**PROBLEM DESCRIPTION**
Write out exactly the lines running from the line that includes "Extract all readable text from this page." to the end of the data, both ends included, and nothing besides.

**DATA FOR THIS TASK**
_ _ _ _ _

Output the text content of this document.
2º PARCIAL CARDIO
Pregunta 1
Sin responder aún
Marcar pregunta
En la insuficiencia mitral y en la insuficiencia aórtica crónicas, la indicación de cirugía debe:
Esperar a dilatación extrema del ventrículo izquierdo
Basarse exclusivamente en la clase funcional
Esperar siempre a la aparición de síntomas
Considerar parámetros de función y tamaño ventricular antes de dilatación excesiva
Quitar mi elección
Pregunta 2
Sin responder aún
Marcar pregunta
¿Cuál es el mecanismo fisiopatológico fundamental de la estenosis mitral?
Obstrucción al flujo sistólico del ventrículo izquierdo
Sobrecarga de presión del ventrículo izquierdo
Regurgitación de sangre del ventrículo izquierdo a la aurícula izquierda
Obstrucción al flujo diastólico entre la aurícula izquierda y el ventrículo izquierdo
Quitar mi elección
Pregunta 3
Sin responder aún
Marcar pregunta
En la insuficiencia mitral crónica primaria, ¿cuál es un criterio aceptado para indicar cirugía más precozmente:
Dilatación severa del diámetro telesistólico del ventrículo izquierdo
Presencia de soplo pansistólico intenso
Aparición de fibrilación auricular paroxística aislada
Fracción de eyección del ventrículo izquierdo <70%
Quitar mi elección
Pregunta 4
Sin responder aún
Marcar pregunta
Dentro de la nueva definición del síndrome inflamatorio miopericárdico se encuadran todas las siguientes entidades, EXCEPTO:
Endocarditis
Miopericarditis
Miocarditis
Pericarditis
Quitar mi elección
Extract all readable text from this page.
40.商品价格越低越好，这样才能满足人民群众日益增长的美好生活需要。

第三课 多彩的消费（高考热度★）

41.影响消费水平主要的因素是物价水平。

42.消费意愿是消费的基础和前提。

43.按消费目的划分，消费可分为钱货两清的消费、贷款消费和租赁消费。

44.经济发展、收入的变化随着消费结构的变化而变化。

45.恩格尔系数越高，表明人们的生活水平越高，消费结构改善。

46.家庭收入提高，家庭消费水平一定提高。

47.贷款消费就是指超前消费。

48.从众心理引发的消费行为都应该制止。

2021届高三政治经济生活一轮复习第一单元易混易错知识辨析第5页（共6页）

_ _ _ _ _

**FULL SOLUTION**
Extract all readable text from this page.
40.商品价格越低越好，这样才能满足人民群众日益增长的美好生活需要。

第三课 多彩的消费（高考热度★）

41.影响消费水平主要的因素是物价水平。

42.消费意愿是消费的基础和前提。

43.按消费目的划分，消费可分为钱货两清的消费、贷款消费和租赁消费。

44.经济发展、收入的变化随着消费结构的变化而变化。

45.恩格尔系数越高，表明人们的生活水平越高，消费结构改善。

46.家庭收入提高，家庭消费水平一定提高。

47.贷款消费就是指超前消费。

48.从众心理引发的消费行为都应该制止。

2021届高三政治经济生活一轮复习第一单元易混易错知识辨析第5页（共6页）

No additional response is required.